— Start Records for the exercise —

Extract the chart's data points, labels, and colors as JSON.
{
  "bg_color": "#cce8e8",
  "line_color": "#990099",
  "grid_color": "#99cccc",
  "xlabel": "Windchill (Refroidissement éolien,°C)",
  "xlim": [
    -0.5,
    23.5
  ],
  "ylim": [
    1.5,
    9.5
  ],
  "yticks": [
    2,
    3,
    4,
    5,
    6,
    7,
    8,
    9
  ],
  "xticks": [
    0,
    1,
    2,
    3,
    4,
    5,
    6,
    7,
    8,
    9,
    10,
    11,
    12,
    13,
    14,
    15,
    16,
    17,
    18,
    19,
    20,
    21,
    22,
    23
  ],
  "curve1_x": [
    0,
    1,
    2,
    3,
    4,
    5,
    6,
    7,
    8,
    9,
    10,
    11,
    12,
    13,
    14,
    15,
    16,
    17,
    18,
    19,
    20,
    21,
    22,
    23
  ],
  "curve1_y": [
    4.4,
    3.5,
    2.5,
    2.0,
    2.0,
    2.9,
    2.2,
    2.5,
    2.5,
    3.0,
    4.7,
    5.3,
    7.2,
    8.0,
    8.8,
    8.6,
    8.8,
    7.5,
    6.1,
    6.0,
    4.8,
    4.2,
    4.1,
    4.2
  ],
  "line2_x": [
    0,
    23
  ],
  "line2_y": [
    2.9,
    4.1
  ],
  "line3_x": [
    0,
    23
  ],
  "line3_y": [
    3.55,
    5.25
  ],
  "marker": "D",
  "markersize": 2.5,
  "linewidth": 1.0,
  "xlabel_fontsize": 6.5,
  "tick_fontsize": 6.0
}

— End Records for the exercise —

[Task directions] Extract each entry in full and write it down exactly.

[The solution]
Extract the chart's data points, labels, and colors as JSON.
{
  "bg_color": "#cce8e8",
  "line_color": "#990099",
  "grid_color": "#99cccc",
  "xlabel": "Windchill (Refroidissement éolien,°C)",
  "xlim": [
    -0.5,
    23.5
  ],
  "ylim": [
    1.5,
    9.5
  ],
  "yticks": [
    2,
    3,
    4,
    5,
    6,
    7,
    8,
    9
  ],
  "xticks": [
    0,
    1,
    2,
    3,
    4,
    5,
    6,
    7,
    8,
    9,
    10,
    11,
    12,
    13,
    14,
    15,
    16,
    17,
    18,
    19,
    20,
    21,
    22,
    23
  ],
  "curve1_x": [
    0,
    1,
    2,
    3,
    4,
    5,
    6,
    7,
    8,
    9,
    10,
    11,
    12,
    13,
    14,
    15,
    16,
    17,
    18,
    19,
    20,
    21,
    22,
    23
  ],
  "curve1_y": [
    4.4,
    3.5,
    2.5,
    2.0,
    2.0,
    2.9,
    2.2,
    2.5,
    2.5,
    3.0,
    4.7,
    5.3,
    7.2,
    8.0,
    8.8,
    8.6,
    8.8,
    7.5,
    6.1,
    6.0,
    4.8,
    4.2,
    4.1,
    4.2
  ],
  "line2_x": [
    0,
    23
  ],
  "line2_y": [
    2.9,
    4.1
  ],
  "line3_x": [
    0,
    23
  ],
  "line3_y": [
    3.55,
    5.25
  ],
  "marker": "D",
  "markersize": 2.5,
  "linewidth": 1.0,
  "xlabel_fontsize": 6.5,
  "tick_fontsize": 6.0
}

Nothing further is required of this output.